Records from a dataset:
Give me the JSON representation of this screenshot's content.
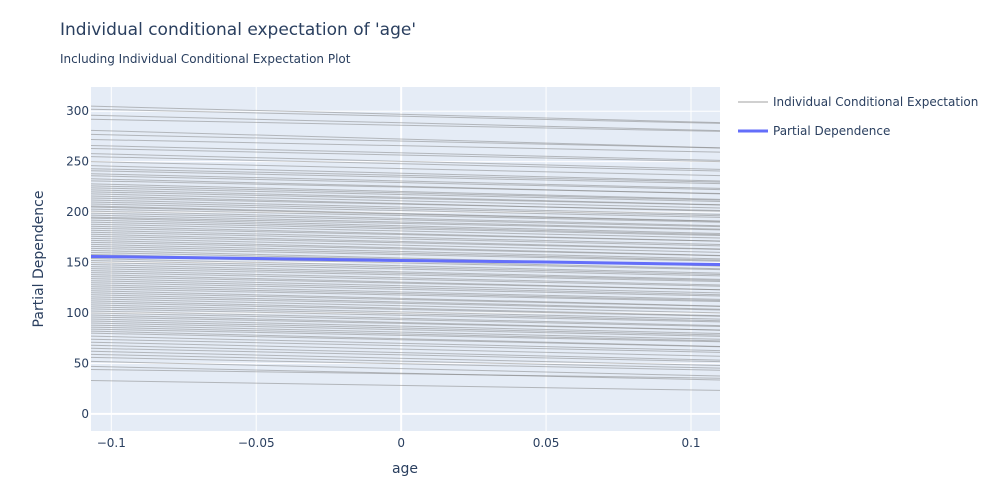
{
  "chart_data": {
    "type": "line",
    "title": "Individual conditional expectation of 'age'",
    "subtitle": "Including Individual Conditional Expectation Plot",
    "xlabel": "age",
    "ylabel": "Partial Dependence",
    "xlim": [
      -0.107,
      0.11
    ],
    "ylim": [
      -17,
      324
    ],
    "x_ticks": [
      -0.1,
      -0.05,
      0,
      0.05,
      0.1
    ],
    "x_tick_labels": [
      "−0.1",
      "−0.05",
      "0",
      "0.05",
      "0.1"
    ],
    "y_ticks": [
      0,
      50,
      100,
      150,
      200,
      250,
      300
    ],
    "y_tick_labels": [
      "0",
      "50",
      "100",
      "150",
      "200",
      "250",
      "300"
    ],
    "grid": true,
    "legend_position": "top-right, outside plot",
    "x": [
      -0.107,
      0.11
    ],
    "ice_series": {
      "name": "Individual Conditional Expectation",
      "color": "#808080",
      "start_values": [
        305,
        302,
        296,
        292,
        281,
        277,
        272,
        266,
        263,
        258,
        255,
        250,
        246,
        243,
        241,
        238,
        236,
        233,
        231,
        228,
        226,
        224,
        222,
        220,
        218,
        216,
        214,
        212,
        210,
        208,
        206,
        205,
        203,
        201,
        199,
        197,
        195,
        194,
        192,
        190,
        188,
        186,
        184,
        182,
        180,
        178,
        176,
        174,
        172,
        170,
        168,
        166,
        164,
        162,
        160,
        158,
        156,
        154,
        152,
        150,
        148,
        146,
        144,
        142,
        140,
        138,
        136,
        134,
        132,
        130,
        128,
        126,
        124,
        122,
        120,
        118,
        116,
        114,
        112,
        110,
        108,
        106,
        104,
        102,
        100,
        98,
        96,
        94,
        92,
        90,
        88,
        86,
        84,
        82,
        80,
        77,
        74,
        71,
        68,
        65,
        62,
        59,
        56,
        52,
        47,
        44,
        33
      ],
      "slopes": [
        -75,
        -65,
        -70,
        -55,
        -80,
        -62,
        -58,
        -68,
        -60,
        -72,
        -66,
        -64,
        -70,
        -61,
        -59,
        -67,
        -63,
        -69,
        -58,
        -71,
        -65,
        -62,
        -68,
        -60,
        -64,
        -70,
        -57,
        -66,
        -63,
        -61,
        -69,
        -65,
        -60,
        -67,
        -62,
        -64,
        -58,
        -70,
        -66,
        -61,
        -63,
        -68,
        -59,
        -65,
        -62,
        -67,
        -60,
        -64,
        -69,
        -61,
        -66,
        -63,
        -58,
        -70,
        -62,
        -65,
        -60,
        -67,
        -64,
        -61,
        -68,
        -63,
        -59,
        -66,
        -62,
        -69,
        -60,
        -65,
        -64,
        -61,
        -67,
        -63,
        -58,
        -70,
        -62,
        -66,
        -60,
        -64,
        -68,
        -61,
        -65,
        -63,
        -59,
        -67,
        -62,
        -69,
        -60,
        -66,
        -64,
        -61,
        -65,
        -63,
        -58,
        -70,
        -62,
        -66,
        -60,
        -64,
        -68,
        -61,
        -65,
        -63,
        -59,
        -67,
        -62,
        -40,
        -45
      ]
    },
    "series": [
      {
        "name": "Partial Dependence",
        "color": "#636efa",
        "x": [
          -0.107,
          -0.05,
          0,
          0.05,
          0.11
        ],
        "y": [
          156,
          154,
          152,
          150.5,
          148
        ]
      }
    ],
    "legend": [
      {
        "label": "Individual Conditional Expectation",
        "color": "#808080"
      },
      {
        "label": "Partial Dependence",
        "color": "#636efa"
      }
    ],
    "colors": {
      "plot_bg": "#e5ecf6",
      "grid": "#ffffff",
      "text": "#2a3f5f"
    }
  }
}
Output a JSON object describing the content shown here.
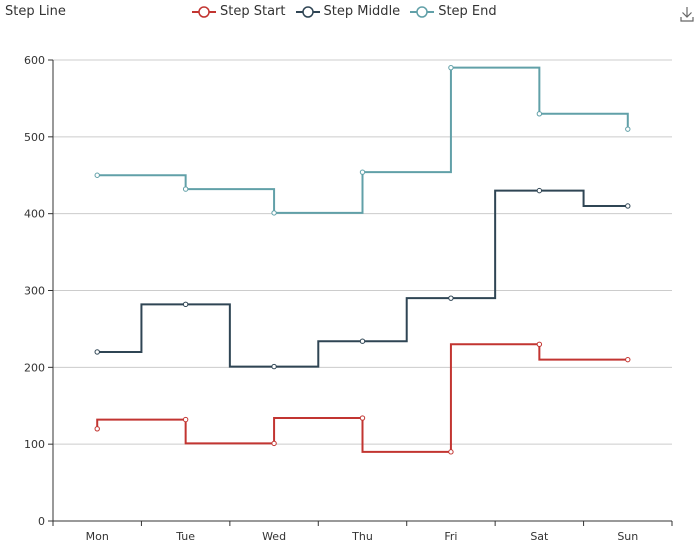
{
  "chart_data": {
    "type": "line",
    "step": true,
    "title": "Step Line",
    "categories": [
      "Mon",
      "Tue",
      "Wed",
      "Thu",
      "Fri",
      "Sat",
      "Sun"
    ],
    "ylim": [
      0,
      600
    ],
    "yticks": [
      0,
      100,
      200,
      300,
      400,
      500,
      600
    ],
    "grid": true,
    "legend": "top-center",
    "series": [
      {
        "name": "Step Start",
        "step": "start",
        "color": "#c23531",
        "values": [
          120,
          132,
          101,
          134,
          90,
          230,
          210
        ]
      },
      {
        "name": "Step Middle",
        "step": "middle",
        "color": "#2f4554",
        "values": [
          220,
          282,
          201,
          234,
          290,
          430,
          410
        ]
      },
      {
        "name": "Step End",
        "step": "end",
        "color": "#61a0a8",
        "values": [
          450,
          432,
          401,
          454,
          590,
          530,
          510
        ]
      }
    ]
  },
  "toolbar": {
    "save_icon": "download-icon"
  }
}
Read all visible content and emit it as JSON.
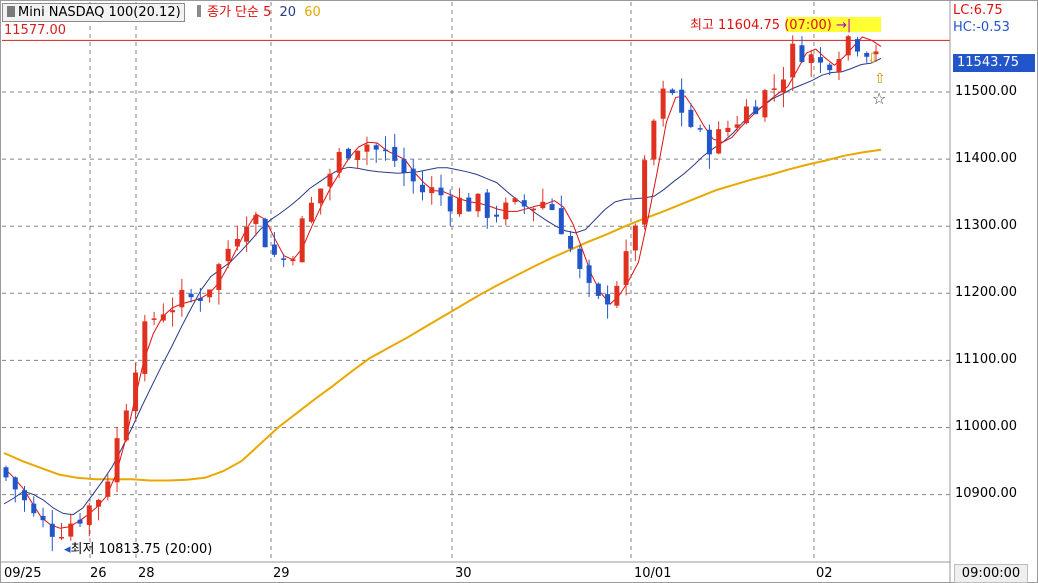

• [Aim of the task]
Reproduce the listing exactly. Leave its pictures out.

• [Exercise result]
Give me the JSON representation of this screenshot's content.
{
  "chart_data": {
    "type": "line",
    "title": "Individual conditional expectation of 'age'",
    "subtitle": "Including Individual Conditional Expectation Plot",
    "xlabel": "age",
    "ylabel": "Partial Dependence",
    "xlim": [
      -0.107,
      0.11
    ],
    "ylim": [
      -17,
      324
    ],
    "x_ticks": [
      -0.1,
      -0.05,
      0,
      0.05,
      0.1
    ],
    "x_tick_labels": [
      "−0.1",
      "−0.05",
      "0",
      "0.05",
      "0.1"
    ],
    "y_ticks": [
      0,
      50,
      100,
      150,
      200,
      250,
      300
    ],
    "y_tick_labels": [
      "0",
      "50",
      "100",
      "150",
      "200",
      "250",
      "300"
    ],
    "grid": true,
    "legend_position": "top-right, outside plot",
    "x": [
      -0.107,
      0.11
    ],
    "ice_series": {
      "name": "Individual Conditional Expectation",
      "color": "#808080",
      "start_values": [
        305,
        302,
        296,
        292,
        281,
        277,
        272,
        266,
        263,
        258,
        255,
        250,
        246,
        243,
        241,
        238,
        236,
        233,
        231,
        228,
        226,
        224,
        222,
        220,
        218,
        216,
        214,
        212,
        210,
        208,
        206,
        205,
        203,
        201,
        199,
        197,
        195,
        194,
        192,
        190,
        188,
        186,
        184,
        182,
        180,
        178,
        176,
        174,
        172,
        170,
        168,
        166,
        164,
        162,
        160,
        158,
        156,
        154,
        152,
        150,
        148,
        146,
        144,
        142,
        140,
        138,
        136,
        134,
        132,
        130,
        128,
        126,
        124,
        122,
        120,
        118,
        116,
        114,
        112,
        110,
        108,
        106,
        104,
        102,
        100,
        98,
        96,
        94,
        92,
        90,
        88,
        86,
        84,
        82,
        80,
        77,
        74,
        71,
        68,
        65,
        62,
        59,
        56,
        52,
        47,
        44,
        33
      ],
      "slopes": [
        -75,
        -65,
        -70,
        -55,
        -80,
        -62,
        -58,
        -68,
        -60,
        -72,
        -66,
        -64,
        -70,
        -61,
        -59,
        -67,
        -63,
        -69,
        -58,
        -71,
        -65,
        -62,
        -68,
        -60,
        -64,
        -70,
        -57,
        -66,
        -63,
        -61,
        -69,
        -65,
        -60,
        -67,
        -62,
        -64,
        -58,
        -70,
        -66,
        -61,
        -63,
        -68,
        -59,
        -65,
        -62,
        -67,
        -60,
        -64,
        -69,
        -61,
        -66,
        -63,
        -58,
        -70,
        -62,
        -65,
        -60,
        -67,
        -64,
        -61,
        -68,
        -63,
        -59,
        -66,
        -62,
        -69,
        -60,
        -65,
        -64,
        -61,
        -67,
        -63,
        -58,
        -70,
        -62,
        -66,
        -60,
        -64,
        -68,
        -61,
        -65,
        -63,
        -59,
        -67,
        -62,
        -69,
        -60,
        -66,
        -64,
        -61,
        -65,
        -63,
        -58,
        -70,
        -62,
        -66,
        -60,
        -64,
        -68,
        -61,
        -65,
        -63,
        -59,
        -67,
        -62,
        -40,
        -45
      ]
    },
    "series": [
      {
        "name": "Partial Dependence",
        "color": "#636efa",
        "x": [
          -0.107,
          -0.05,
          0,
          0.05,
          0.11
        ],
        "y": [
          156,
          154,
          152,
          150.5,
          148
        ]
      }
    ],
    "legend": [
      {
        "label": "Individual Conditional Expectation",
        "color": "#808080"
      },
      {
        "label": "Partial Dependence",
        "color": "#636efa"
      }
    ],
    "colors": {
      "plot_bg": "#e5ecf6",
      "grid": "#ffffff",
      "text": "#2a3f5f"
    }
  }
}
Output a JSON object describing the content shown here.
{
  "chart_data": {
    "type": "line",
    "step": true,
    "title": "Step Line",
    "categories": [
      "Mon",
      "Tue",
      "Wed",
      "Thu",
      "Fri",
      "Sat",
      "Sun"
    ],
    "ylim": [
      0,
      600
    ],
    "yticks": [
      0,
      100,
      200,
      300,
      400,
      500,
      600
    ],
    "grid": true,
    "legend": "top-center",
    "series": [
      {
        "name": "Step Start",
        "step": "start",
        "color": "#c23531",
        "values": [
          120,
          132,
          101,
          134,
          90,
          230,
          210
        ]
      },
      {
        "name": "Step Middle",
        "step": "middle",
        "color": "#2f4554",
        "values": [
          220,
          282,
          201,
          234,
          290,
          430,
          410
        ]
      },
      {
        "name": "Step End",
        "step": "end",
        "color": "#61a0a8",
        "values": [
          450,
          432,
          401,
          454,
          590,
          530,
          510
        ]
      }
    ]
  },
  "toolbar": {
    "save_icon": "download-icon"
  }
}
Read all visible content and emit it as JSON.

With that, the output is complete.